Work to do: Make an exact copy of all the entries, with the pictures left out.

Data entries:
• • • •

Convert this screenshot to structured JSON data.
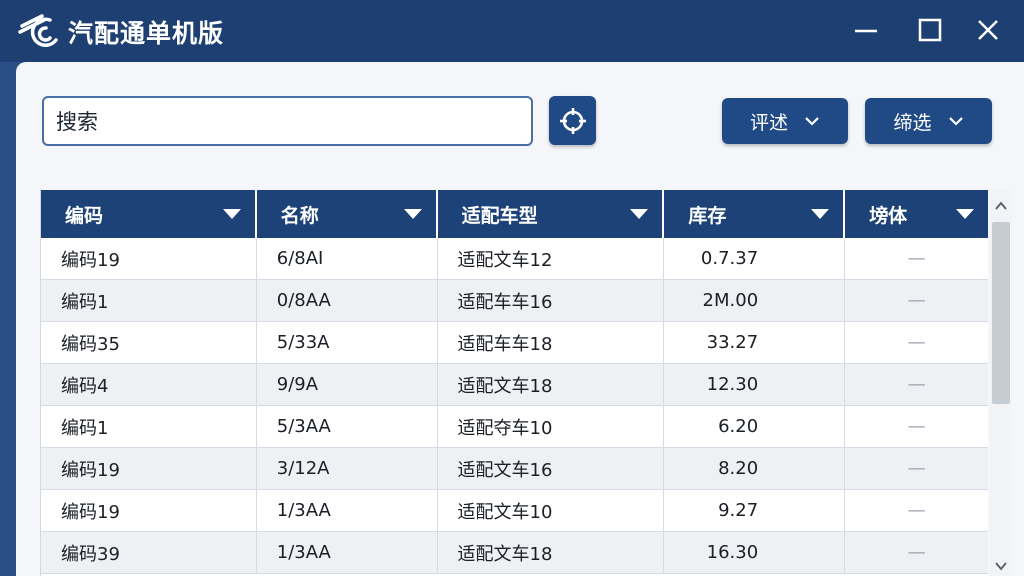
{
  "window": {
    "title": "汽配通单机版",
    "icons": {
      "logo": "car-parts-logo-icon",
      "minimize": "minimize-icon",
      "maximize": "maximize-icon",
      "close": "close-icon"
    }
  },
  "toolbar": {
    "search_value": "搜索",
    "scan_icon": "crosshair-icon",
    "review_label": "评述",
    "filter_label": "缔选"
  },
  "table": {
    "columns": [
      "编码",
      "名称",
      "适配车型",
      "库存",
      "塝体"
    ],
    "rows": [
      {
        "code": "编码19",
        "name": "6/8AI",
        "model": "适配文车12",
        "stock": "0.7.37",
        "extra": "—"
      },
      {
        "code": "编码1",
        "name": "0/8AA",
        "model": "适配车车16",
        "stock": "2M.00",
        "extra": "—"
      },
      {
        "code": "编码35",
        "name": "5/33A",
        "model": "适配车车18",
        "stock": "33.27",
        "extra": "—"
      },
      {
        "code": "编码4",
        "name": "9/9A",
        "model": "适配文车18",
        "stock": "12.30",
        "extra": "—"
      },
      {
        "code": "编码1",
        "name": "5/3AA",
        "model": "适配夺车10",
        "stock": "6.20",
        "extra": "—"
      },
      {
        "code": "编码19",
        "name": "3/12A",
        "model": "适配文车16",
        "stock": "8.20",
        "extra": "—"
      },
      {
        "code": "编码19",
        "name": "1/3AA",
        "model": "适配文车10",
        "stock": "9.27",
        "extra": "—"
      },
      {
        "code": "编码39",
        "name": "1/3AA",
        "model": "适配文车18",
        "stock": "16.30",
        "extra": "—"
      }
    ]
  },
  "colors": {
    "titlebar": "#1d3f72",
    "accent": "#1f4a86",
    "header": "#1d4278"
  }
}
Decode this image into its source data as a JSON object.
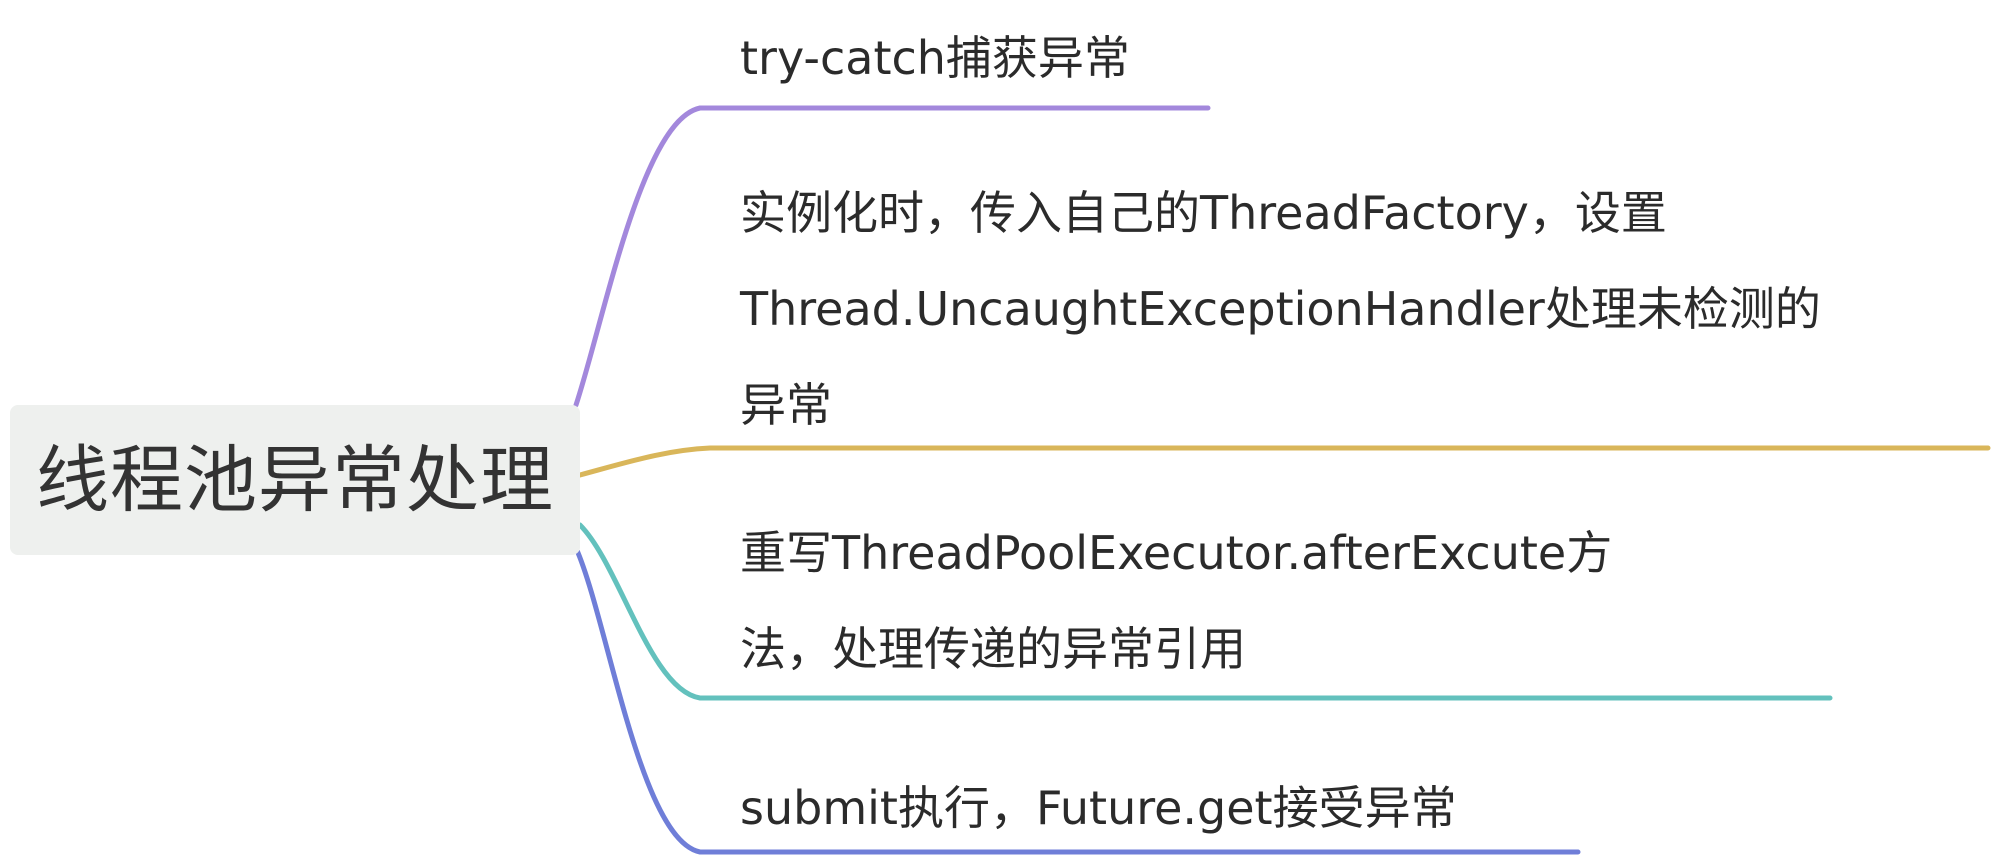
{
  "root": {
    "label": "线程池异常处理",
    "fill": "#eef0ee"
  },
  "branches": [
    {
      "lines": [
        "try-catch捕获异常"
      ],
      "color": "#a388dc"
    },
    {
      "lines": [
        "实例化时，传入自己的ThreadFactory，设置",
        "Thread.UncaughtExceptionHandler处理未检测的",
        "异常"
      ],
      "color": "#d9b65a"
    },
    {
      "lines": [
        "重写ThreadPoolExecutor.afterExcute方",
        "法，处理传递的异常引用"
      ],
      "color": "#63c1bd"
    },
    {
      "lines": [
        "submit执行，Future.get接受异常"
      ],
      "color": "#6f7ed8"
    }
  ]
}
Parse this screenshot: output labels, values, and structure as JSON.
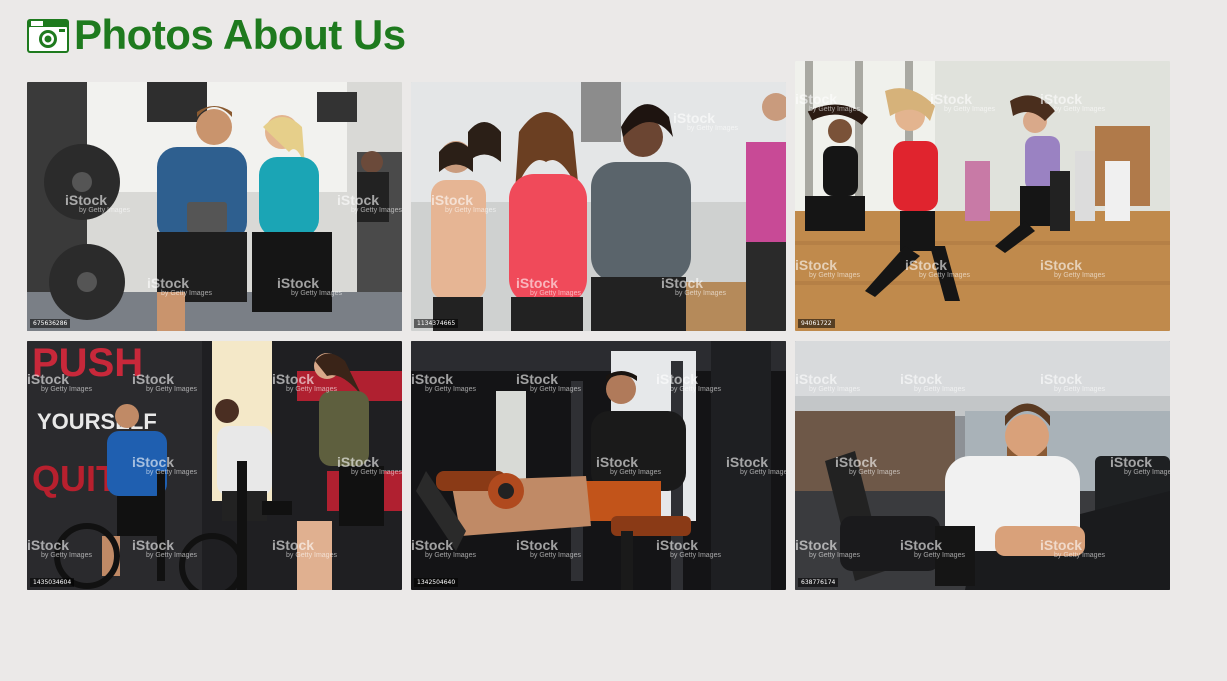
{
  "header": {
    "title": "Photos About Us",
    "icon": "camera-icon",
    "color": "#1e7a1e"
  },
  "watermark": {
    "brand": "iStock",
    "credit": "by Getty Images"
  },
  "photos": [
    {
      "id": "675636286",
      "subject": "gym-couple-tablet"
    },
    {
      "id": "1134374665",
      "subject": "dance-class-laughing"
    },
    {
      "id": "94061722",
      "subject": "dance-studio-jumping"
    },
    {
      "id": "1435034604",
      "subject": "spin-bikes-class"
    },
    {
      "id": "1342504640",
      "subject": "leg-extension-machine"
    },
    {
      "id": "638776174",
      "subject": "treadmill-smiling-man"
    }
  ]
}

• • • •

Exercise response:
Convert this screenshot to structured JSON data.
{
  "window": {
    "title": "汽配通单机版",
    "icons": {
      "logo": "car-parts-logo-icon",
      "minimize": "minimize-icon",
      "maximize": "maximize-icon",
      "close": "close-icon"
    }
  },
  "toolbar": {
    "search_value": "搜索",
    "scan_icon": "crosshair-icon",
    "review_label": "评述",
    "filter_label": "缔选"
  },
  "table": {
    "columns": [
      "编码",
      "名称",
      "适配车型",
      "库存",
      "塝体"
    ],
    "rows": [
      {
        "code": "编码19",
        "name": "6/8AI",
        "model": "适配文车12",
        "stock": "0.7.37",
        "extra": "—"
      },
      {
        "code": "编码1",
        "name": "0/8AA",
        "model": "适配车车16",
        "stock": "2M.00",
        "extra": "—"
      },
      {
        "code": "编码35",
        "name": "5/33A",
        "model": "适配车车18",
        "stock": "33.27",
        "extra": "—"
      },
      {
        "code": "编码4",
        "name": "9/9A",
        "model": "适配文车18",
        "stock": "12.30",
        "extra": "—"
      },
      {
        "code": "编码1",
        "name": "5/3AA",
        "model": "适配夺车10",
        "stock": "6.20",
        "extra": "—"
      },
      {
        "code": "编码19",
        "name": "3/12A",
        "model": "适配文车16",
        "stock": "8.20",
        "extra": "—"
      },
      {
        "code": "编码19",
        "name": "1/3AA",
        "model": "适配文车10",
        "stock": "9.27",
        "extra": "—"
      },
      {
        "code": "编码39",
        "name": "1/3AA",
        "model": "适配文车18",
        "stock": "16.30",
        "extra": "—"
      }
    ]
  },
  "colors": {
    "titlebar": "#1d3f72",
    "accent": "#1f4a86",
    "header": "#1d4278"
  }
}
Decode this image into its source data as a JSON object.
{
  "root": {
    "label": "线程池异常处理",
    "fill": "#eef0ee"
  },
  "branches": [
    {
      "lines": [
        "try-catch捕获异常"
      ],
      "color": "#a388dc"
    },
    {
      "lines": [
        "实例化时，传入自己的ThreadFactory，设置",
        "Thread.UncaughtExceptionHandler处理未检测的",
        "异常"
      ],
      "color": "#d9b65a"
    },
    {
      "lines": [
        "重写ThreadPoolExecutor.afterExcute方",
        "法，处理传递的异常引用"
      ],
      "color": "#63c1bd"
    },
    {
      "lines": [
        "submit执行，Future.get接受异常"
      ],
      "color": "#6f7ed8"
    }
  ]
}
Parse this screenshot: output labels, values, and structure as JSON.
{
  "header": {
    "title": "Photos About Us",
    "icon": "camera-icon",
    "color": "#1e7a1e"
  },
  "watermark": {
    "brand": "iStock",
    "credit": "by Getty Images"
  },
  "photos": [
    {
      "id": "675636286",
      "subject": "gym-couple-tablet"
    },
    {
      "id": "1134374665",
      "subject": "dance-class-laughing"
    },
    {
      "id": "94061722",
      "subject": "dance-studio-jumping"
    },
    {
      "id": "1435034604",
      "subject": "spin-bikes-class"
    },
    {
      "id": "1342504640",
      "subject": "leg-extension-machine"
    },
    {
      "id": "638776174",
      "subject": "treadmill-smiling-man"
    }
  ]
}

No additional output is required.